*Available records*:
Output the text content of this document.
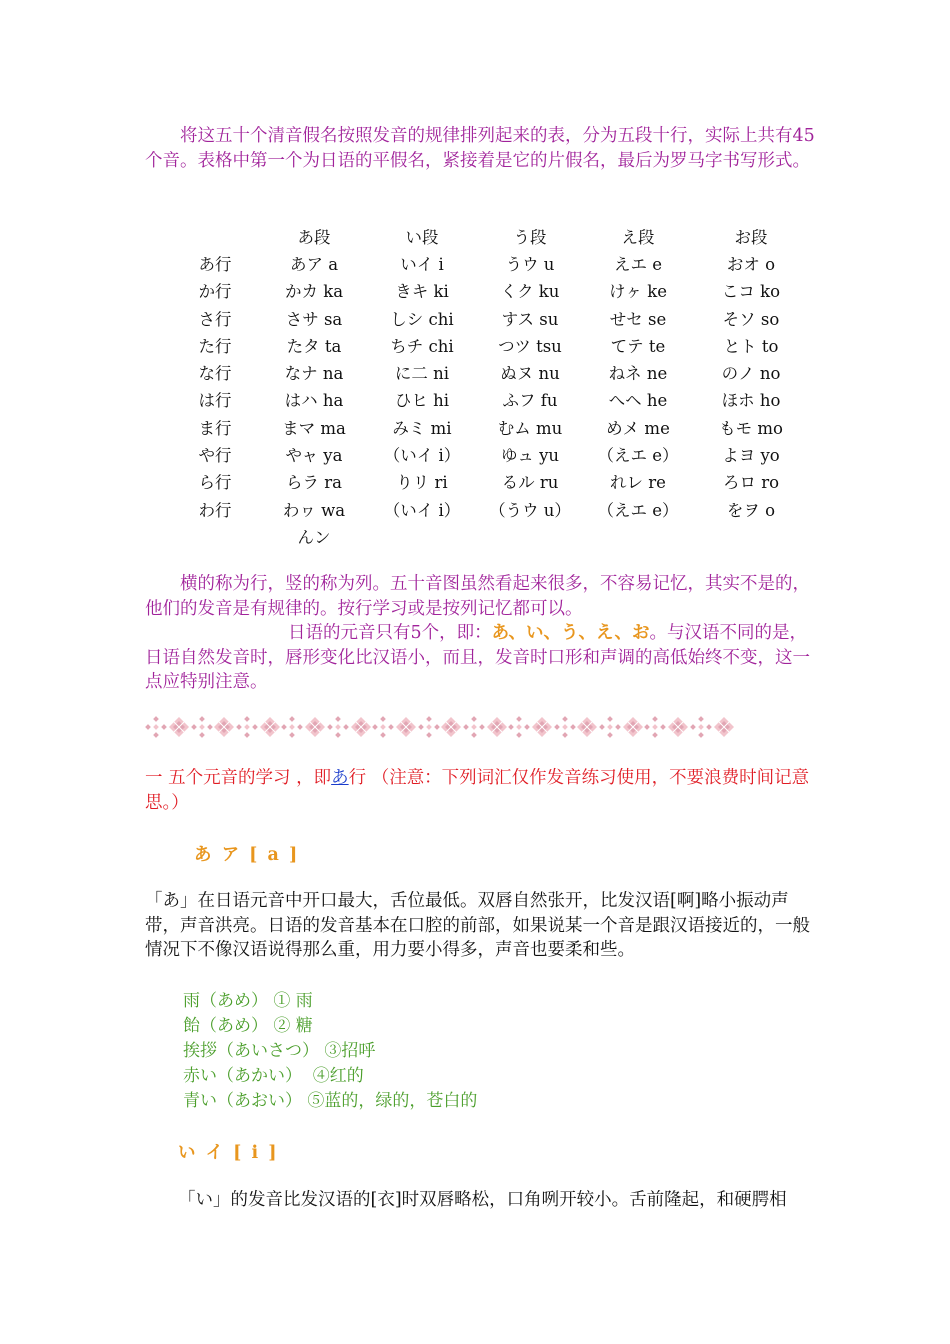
　　将这五十个清音假名按照发音的规律排列起来的表，分为五段十行，实际上共有45个音。表格中第一个为日语的平假名，紧接着是它的片假名，最后为罗马字书写形式。

	あ段	い段	う段	え段	お段
あ行	あア a	いイ i	うウ u	えエ e	おオ o
か行	かカ ka	きキ ki	くク ku	けヶ ke	こコ ko
さ行	さサ sa	しシ chi	すス su	せセ se	そソ so
た行	たタ ta	ちチ chi	つツ tsu	てテ te	とト to
な行	なナ na	に二 ni	ぬヌ nu	ねネ ne	のノ no
は行	はハ ha	ひヒ hi	ふフ fu	へヘ he	ほホ ho
ま行	まマ ma	みミ mi	むム mu	めメ me	もモ mo
や行	やャ ya	（いイ i）	ゆュ yu	（えエ e）	よヨ yo
ら行	らラ ra	りリ ri	るル ru	れレ re	ろロ ro
わ行	わヮ wa	（いイ i）	（うウ u）	（えエ e）	をヲ o
	んン				

　　横的称为行，竖的称为列。五十音图虽然看起来很多，不容易记忆，其实不是的，他们的发音是有规律的。按行学习或是按列记忆都可以。

日语的元音只有5个，即：あ、い、う、え、お。与汉语不同的是，日语自然发音时，唇形变化比汉语小，而且，发音时口形和声调的高低始终不变，这一点应特别注意。

一 五个元音的学习 ，即あ行 （注意：下列词汇仅作发音练习使用，不要浪费时间记意思。）

あ ア [ a ]

「あ」在日语元音中开口最大，舌位最低。双唇自然张开，比发汉语[啊]略小振动声带，声音洪亮。日语的发音基本在口腔的前部，如果说某一个音是跟汉语接近的，一般情况下不像汉语说得那么重，用力要小得多，声音也要柔和些。

雨（あめ） ① 雨
飴（あめ） ② 糖
挨拶（あいさつ） ③招呼
赤い（あかい）  ④红的
青い（あおい） ⑤蓝的，绿的，苍白的

い イ [ i ]

「い」的发音比发汉语的[衣]时双唇略松，口角咧开较小。舌前隆起，和硬腭相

*Direction*: Output, exactly, all the records above; include no pictures.

*Final answer*:
Output the text content of this document.
　　将这五十个清音假名按照发音的规律排列起来的表，分为五段十行，实际上共有45个音。表格中第一个为日语的平假名，紧接着是它的片假名，最后为罗马字书写形式。

	あ段	い段	う段	え段	お段
あ行	あア a	いイ i	うウ u	えエ e	おオ o
か行	かカ ka	きキ ki	くク ku	けヶ ke	こコ ko
さ行	さサ sa	しシ chi	すス su	せセ se	そソ so
た行	たタ ta	ちチ chi	つツ tsu	てテ te	とト to
な行	なナ na	に二 ni	ぬヌ nu	ねネ ne	のノ no
は行	はハ ha	ひヒ hi	ふフ fu	へヘ he	ほホ ho
ま行	まマ ma	みミ mi	むム mu	めメ me	もモ mo
や行	やャ ya	（いイ i）	ゆュ yu	（えエ e）	よヨ yo
ら行	らラ ra	りリ ri	るル ru	れレ re	ろロ ro
わ行	わヮ wa	（いイ i）	（うウ u）	（えエ e）	をヲ o
	んン				

　　横的称为行，竖的称为列。五十音图虽然看起来很多，不容易记忆，其实不是的，他们的发音是有规律的。按行学习或是按列记忆都可以。

日语的元音只有5个，即：あ、い、う、え、お。与汉语不同的是，日语自然发音时，唇形变化比汉语小，而且，发音时口形和声调的高低始终不变，这一点应特别注意。

一 五个元音的学习 ，即あ行 （注意：下列词汇仅作发音练习使用，不要浪费时间记意思。）

あ ア [ a ]

「あ」在日语元音中开口最大，舌位最低。双唇自然张开，比发汉语[啊]略小振动声带，声音洪亮。日语的发音基本在口腔的前部，如果说某一个音是跟汉语接近的，一般情况下不像汉语说得那么重，用力要小得多，声音也要柔和些。

雨（あめ） ① 雨
飴（あめ） ② 糖
挨拶（あいさつ） ③招呼
赤い（あかい）  ④红的
青い（あおい） ⑤蓝的，绿的，苍白的

い イ [ i ]

「い」的发音比发汉语的[衣]时双唇略松，口角咧开较小。舌前隆起，和硬腭相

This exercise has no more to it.